→ Exercise instructions:
Copy out the records below line for line, without changing anything.

** start Given records **

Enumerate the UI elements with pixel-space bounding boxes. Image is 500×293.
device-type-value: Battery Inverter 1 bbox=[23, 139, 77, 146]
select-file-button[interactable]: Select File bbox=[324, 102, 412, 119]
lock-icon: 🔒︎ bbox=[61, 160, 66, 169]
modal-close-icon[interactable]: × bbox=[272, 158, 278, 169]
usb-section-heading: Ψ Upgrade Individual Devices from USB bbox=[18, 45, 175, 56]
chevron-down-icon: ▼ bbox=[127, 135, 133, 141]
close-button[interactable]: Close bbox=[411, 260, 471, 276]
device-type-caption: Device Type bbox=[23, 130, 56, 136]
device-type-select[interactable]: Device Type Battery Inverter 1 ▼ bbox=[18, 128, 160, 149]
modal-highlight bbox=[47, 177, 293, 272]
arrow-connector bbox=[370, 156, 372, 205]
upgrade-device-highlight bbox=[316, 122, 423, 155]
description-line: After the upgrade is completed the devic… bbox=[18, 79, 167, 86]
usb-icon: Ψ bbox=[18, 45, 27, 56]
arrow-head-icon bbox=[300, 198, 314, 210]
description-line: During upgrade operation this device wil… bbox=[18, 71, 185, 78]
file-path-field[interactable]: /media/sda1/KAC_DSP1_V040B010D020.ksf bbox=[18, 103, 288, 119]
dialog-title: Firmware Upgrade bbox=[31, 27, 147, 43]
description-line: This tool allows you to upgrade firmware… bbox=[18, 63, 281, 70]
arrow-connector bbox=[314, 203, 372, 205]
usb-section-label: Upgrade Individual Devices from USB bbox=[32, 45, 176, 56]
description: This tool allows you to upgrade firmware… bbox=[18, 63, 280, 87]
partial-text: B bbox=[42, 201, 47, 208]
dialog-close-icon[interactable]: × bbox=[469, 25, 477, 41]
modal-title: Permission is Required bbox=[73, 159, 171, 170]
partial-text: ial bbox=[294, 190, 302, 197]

** end Given records **

→ Task solution:
Enumerate the UI elements with pixel-space bounding boxes. Image is 500×293.
device-type-value: Battery Inverter 1 bbox=[23, 139, 77, 146]
select-file-button[interactable]: Select File bbox=[324, 102, 412, 119]
lock-icon: 🔒︎ bbox=[61, 160, 66, 169]
modal-close-icon[interactable]: × bbox=[272, 158, 278, 169]
usb-section-heading: Ψ Upgrade Individual Devices from USB bbox=[18, 45, 175, 56]
chevron-down-icon: ▼ bbox=[127, 135, 133, 141]
close-button[interactable]: Close bbox=[411, 260, 471, 276]
device-type-caption: Device Type bbox=[23, 130, 56, 136]
device-type-select[interactable]: Device Type Battery Inverter 1 ▼ bbox=[18, 128, 160, 149]
modal-highlight bbox=[47, 177, 293, 272]
arrow-connector bbox=[370, 156, 372, 205]
upgrade-device-highlight bbox=[316, 122, 423, 155]
description-line: After the upgrade is completed the devic… bbox=[18, 79, 167, 86]
usb-icon: Ψ bbox=[18, 45, 27, 56]
arrow-head-icon bbox=[300, 198, 314, 210]
description-line: During upgrade operation this device wil… bbox=[18, 71, 185, 78]
file-path-field[interactable]: /media/sda1/KAC_DSP1_V040B010D020.ksf bbox=[18, 103, 288, 119]
dialog-title: Firmware Upgrade bbox=[31, 27, 147, 43]
description-line: This tool allows you to upgrade firmware… bbox=[18, 63, 281, 70]
arrow-connector bbox=[314, 203, 372, 205]
usb-section-label: Upgrade Individual Devices from USB bbox=[32, 45, 176, 56]
description: This tool allows you to upgrade firmware… bbox=[18, 63, 280, 87]
partial-text: B bbox=[42, 201, 47, 208]
dialog-close-icon[interactable]: × bbox=[469, 25, 477, 41]
modal-title: Permission is Required bbox=[73, 159, 171, 170]
partial-text: ial bbox=[294, 190, 302, 197]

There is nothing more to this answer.